## Provided records

* * * * * * * * *

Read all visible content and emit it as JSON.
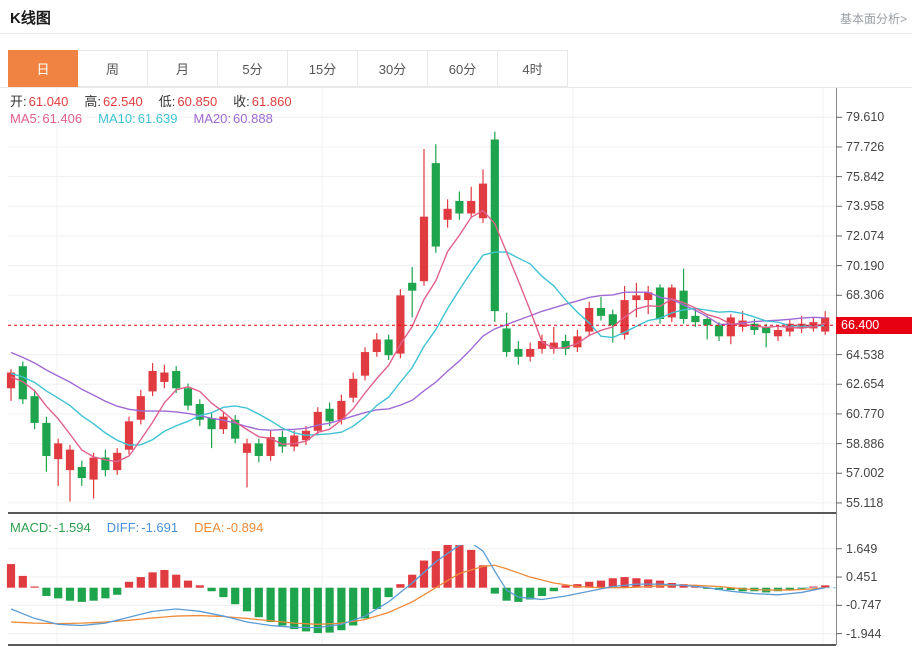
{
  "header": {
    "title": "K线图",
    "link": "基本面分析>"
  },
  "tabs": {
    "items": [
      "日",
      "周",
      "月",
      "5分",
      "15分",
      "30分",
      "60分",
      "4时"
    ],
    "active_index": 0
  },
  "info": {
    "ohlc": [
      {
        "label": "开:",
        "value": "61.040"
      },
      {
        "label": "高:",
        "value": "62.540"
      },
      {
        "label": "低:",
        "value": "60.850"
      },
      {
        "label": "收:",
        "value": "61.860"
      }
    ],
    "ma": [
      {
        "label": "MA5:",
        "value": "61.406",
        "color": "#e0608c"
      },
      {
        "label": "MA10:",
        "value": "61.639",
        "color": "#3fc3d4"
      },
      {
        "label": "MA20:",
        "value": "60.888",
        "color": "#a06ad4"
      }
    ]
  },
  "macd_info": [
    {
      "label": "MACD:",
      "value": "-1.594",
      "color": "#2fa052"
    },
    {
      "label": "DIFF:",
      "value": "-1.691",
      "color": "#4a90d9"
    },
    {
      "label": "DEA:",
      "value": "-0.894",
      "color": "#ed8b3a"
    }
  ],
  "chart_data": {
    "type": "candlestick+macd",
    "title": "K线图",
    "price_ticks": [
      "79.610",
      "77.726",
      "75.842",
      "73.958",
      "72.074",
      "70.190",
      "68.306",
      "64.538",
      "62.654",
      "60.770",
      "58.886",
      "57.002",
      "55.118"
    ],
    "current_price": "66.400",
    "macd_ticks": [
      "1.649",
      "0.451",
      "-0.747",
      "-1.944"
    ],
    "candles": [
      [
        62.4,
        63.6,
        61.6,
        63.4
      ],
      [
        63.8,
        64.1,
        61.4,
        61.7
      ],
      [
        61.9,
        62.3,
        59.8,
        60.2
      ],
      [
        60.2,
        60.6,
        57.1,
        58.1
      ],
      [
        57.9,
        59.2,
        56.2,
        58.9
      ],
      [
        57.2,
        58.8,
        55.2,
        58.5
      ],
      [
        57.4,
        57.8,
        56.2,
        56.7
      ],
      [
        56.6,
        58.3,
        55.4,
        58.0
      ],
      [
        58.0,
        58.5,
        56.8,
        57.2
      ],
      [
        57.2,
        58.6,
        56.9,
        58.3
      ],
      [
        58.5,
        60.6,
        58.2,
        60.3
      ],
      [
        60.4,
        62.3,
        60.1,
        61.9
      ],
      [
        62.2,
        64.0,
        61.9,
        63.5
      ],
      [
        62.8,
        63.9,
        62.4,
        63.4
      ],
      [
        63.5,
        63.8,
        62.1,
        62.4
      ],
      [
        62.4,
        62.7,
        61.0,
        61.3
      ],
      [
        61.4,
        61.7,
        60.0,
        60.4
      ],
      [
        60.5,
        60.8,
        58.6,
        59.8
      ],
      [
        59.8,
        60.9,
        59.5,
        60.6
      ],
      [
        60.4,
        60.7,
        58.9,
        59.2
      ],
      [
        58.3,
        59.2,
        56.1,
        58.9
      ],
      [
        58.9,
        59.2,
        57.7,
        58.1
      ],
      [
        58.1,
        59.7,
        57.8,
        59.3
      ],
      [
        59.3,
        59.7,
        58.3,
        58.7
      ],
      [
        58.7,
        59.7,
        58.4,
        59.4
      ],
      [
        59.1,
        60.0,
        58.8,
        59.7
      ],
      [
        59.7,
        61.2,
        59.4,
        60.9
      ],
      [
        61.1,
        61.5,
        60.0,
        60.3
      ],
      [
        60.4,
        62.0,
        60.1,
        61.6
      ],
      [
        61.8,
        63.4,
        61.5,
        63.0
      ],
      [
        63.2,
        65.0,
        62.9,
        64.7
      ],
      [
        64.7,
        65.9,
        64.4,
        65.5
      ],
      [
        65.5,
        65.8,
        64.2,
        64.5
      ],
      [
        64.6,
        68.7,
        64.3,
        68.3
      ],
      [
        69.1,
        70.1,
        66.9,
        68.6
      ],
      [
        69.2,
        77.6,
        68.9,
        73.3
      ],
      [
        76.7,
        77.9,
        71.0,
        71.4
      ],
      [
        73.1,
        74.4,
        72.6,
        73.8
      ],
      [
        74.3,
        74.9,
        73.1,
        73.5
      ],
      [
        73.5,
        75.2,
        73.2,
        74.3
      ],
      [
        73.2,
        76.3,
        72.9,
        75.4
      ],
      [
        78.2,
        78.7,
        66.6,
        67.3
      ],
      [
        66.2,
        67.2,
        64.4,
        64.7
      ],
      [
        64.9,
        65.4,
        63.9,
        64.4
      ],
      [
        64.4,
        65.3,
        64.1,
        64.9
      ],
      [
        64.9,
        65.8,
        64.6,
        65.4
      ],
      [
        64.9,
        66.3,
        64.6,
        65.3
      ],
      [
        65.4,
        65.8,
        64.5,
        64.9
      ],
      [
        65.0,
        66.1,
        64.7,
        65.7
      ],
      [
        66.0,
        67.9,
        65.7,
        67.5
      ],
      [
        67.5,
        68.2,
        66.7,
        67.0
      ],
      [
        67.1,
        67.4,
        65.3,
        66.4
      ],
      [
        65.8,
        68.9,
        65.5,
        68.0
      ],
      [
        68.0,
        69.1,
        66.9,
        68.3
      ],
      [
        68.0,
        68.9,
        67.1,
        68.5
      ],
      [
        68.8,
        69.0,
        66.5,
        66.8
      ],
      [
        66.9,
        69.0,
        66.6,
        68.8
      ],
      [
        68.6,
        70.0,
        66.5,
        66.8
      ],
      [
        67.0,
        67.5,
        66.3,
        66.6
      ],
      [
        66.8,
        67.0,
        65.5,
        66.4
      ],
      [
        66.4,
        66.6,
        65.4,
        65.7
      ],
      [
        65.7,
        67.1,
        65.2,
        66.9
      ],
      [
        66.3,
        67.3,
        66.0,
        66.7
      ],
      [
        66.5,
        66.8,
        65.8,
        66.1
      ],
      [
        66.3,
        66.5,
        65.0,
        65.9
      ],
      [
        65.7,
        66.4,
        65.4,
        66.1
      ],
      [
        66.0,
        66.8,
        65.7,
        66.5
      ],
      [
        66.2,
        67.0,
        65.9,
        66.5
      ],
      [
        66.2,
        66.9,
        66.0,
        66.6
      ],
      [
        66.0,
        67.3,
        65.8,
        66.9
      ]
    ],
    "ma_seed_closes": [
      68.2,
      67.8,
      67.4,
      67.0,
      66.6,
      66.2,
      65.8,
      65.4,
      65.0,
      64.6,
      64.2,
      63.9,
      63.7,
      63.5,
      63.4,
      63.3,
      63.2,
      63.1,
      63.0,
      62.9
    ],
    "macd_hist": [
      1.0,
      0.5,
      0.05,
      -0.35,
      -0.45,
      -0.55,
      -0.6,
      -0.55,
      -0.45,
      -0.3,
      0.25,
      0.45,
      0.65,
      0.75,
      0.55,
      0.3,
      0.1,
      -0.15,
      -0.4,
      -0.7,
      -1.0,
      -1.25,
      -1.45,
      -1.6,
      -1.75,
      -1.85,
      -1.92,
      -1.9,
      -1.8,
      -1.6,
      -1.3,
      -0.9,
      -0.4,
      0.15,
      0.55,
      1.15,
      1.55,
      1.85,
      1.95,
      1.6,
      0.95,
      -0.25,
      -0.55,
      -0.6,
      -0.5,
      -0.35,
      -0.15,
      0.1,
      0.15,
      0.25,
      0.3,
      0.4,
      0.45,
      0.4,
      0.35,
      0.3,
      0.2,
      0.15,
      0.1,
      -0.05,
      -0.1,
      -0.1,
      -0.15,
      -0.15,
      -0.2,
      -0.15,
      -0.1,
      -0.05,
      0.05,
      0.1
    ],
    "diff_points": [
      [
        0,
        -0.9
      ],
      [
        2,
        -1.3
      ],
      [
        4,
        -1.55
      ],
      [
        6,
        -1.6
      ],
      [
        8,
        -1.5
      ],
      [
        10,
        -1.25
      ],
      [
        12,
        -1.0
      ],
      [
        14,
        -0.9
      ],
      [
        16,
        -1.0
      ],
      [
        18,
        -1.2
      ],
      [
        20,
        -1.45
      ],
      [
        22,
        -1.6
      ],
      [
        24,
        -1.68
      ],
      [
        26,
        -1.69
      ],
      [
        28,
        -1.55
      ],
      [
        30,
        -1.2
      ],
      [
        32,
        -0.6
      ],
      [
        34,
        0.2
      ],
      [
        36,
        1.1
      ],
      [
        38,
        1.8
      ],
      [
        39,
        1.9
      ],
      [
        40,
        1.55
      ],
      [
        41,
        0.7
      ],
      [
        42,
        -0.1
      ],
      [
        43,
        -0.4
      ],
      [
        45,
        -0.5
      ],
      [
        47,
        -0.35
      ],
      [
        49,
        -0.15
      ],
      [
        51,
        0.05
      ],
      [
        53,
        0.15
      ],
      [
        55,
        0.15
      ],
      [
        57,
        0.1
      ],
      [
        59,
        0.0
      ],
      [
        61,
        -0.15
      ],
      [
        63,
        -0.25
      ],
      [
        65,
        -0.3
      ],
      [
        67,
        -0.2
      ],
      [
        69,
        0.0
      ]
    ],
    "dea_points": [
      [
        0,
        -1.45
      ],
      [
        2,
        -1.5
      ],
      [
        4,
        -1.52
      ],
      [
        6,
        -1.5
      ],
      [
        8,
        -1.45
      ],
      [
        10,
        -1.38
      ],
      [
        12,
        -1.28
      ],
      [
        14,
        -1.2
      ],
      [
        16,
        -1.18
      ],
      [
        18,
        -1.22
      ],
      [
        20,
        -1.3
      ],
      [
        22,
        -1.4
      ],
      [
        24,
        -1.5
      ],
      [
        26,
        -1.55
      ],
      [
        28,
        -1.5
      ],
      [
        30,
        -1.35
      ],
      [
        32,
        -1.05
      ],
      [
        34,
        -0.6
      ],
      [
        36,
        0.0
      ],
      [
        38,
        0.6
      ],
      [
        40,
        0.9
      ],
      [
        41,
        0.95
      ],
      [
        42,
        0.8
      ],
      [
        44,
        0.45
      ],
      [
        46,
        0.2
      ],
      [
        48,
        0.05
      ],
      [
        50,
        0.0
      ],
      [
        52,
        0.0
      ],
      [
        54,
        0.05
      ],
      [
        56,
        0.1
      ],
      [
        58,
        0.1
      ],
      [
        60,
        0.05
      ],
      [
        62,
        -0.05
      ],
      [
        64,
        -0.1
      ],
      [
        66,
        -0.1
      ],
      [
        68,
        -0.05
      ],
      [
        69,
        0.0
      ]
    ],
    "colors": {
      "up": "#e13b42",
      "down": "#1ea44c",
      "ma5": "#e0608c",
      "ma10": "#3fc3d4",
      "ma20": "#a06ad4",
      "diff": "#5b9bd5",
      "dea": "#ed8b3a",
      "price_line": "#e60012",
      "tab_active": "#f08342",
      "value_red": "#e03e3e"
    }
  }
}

* * * * * * * * *

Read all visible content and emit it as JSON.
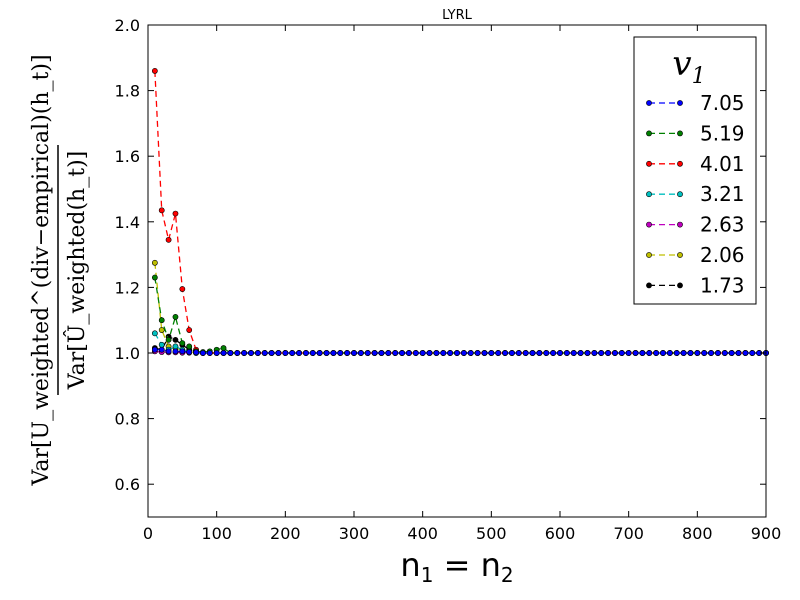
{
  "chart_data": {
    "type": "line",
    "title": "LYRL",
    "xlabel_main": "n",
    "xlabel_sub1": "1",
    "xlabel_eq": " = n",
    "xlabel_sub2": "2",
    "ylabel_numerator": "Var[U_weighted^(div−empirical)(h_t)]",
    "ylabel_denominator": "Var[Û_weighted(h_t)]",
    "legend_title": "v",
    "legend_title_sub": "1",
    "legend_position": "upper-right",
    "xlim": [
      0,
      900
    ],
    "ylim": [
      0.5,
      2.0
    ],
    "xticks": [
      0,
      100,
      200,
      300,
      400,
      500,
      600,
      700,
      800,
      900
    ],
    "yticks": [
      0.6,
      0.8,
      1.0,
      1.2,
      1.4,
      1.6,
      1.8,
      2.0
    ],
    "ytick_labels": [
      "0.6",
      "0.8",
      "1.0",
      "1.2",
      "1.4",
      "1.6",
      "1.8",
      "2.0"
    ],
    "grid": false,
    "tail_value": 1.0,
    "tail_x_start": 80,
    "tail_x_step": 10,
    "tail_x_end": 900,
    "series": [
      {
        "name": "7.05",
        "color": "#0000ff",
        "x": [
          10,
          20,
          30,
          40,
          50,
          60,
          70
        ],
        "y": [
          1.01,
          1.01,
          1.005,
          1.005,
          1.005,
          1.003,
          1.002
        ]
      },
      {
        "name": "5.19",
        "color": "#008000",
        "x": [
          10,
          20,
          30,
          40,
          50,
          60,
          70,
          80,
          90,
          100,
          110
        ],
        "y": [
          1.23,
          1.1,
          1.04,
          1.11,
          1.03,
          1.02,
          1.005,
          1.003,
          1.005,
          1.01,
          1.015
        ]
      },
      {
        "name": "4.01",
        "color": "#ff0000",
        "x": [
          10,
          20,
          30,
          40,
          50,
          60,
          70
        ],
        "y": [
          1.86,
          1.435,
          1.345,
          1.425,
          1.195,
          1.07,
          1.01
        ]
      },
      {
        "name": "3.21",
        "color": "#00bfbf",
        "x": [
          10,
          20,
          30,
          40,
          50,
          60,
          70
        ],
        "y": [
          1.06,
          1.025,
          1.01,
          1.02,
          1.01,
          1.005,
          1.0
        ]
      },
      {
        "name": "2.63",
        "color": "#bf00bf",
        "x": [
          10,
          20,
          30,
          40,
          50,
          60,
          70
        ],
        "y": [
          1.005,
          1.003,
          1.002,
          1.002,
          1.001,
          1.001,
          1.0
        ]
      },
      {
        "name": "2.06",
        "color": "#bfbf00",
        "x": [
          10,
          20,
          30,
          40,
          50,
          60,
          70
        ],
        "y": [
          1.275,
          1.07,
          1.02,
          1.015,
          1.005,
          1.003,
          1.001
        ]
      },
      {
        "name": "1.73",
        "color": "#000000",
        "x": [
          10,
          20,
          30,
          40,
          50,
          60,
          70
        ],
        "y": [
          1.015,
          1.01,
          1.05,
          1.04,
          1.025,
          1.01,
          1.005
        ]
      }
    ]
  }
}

* * * * * * * * *

## Aim of the task
Give only the number of lines in the material above that hold the word "name".

## Result
7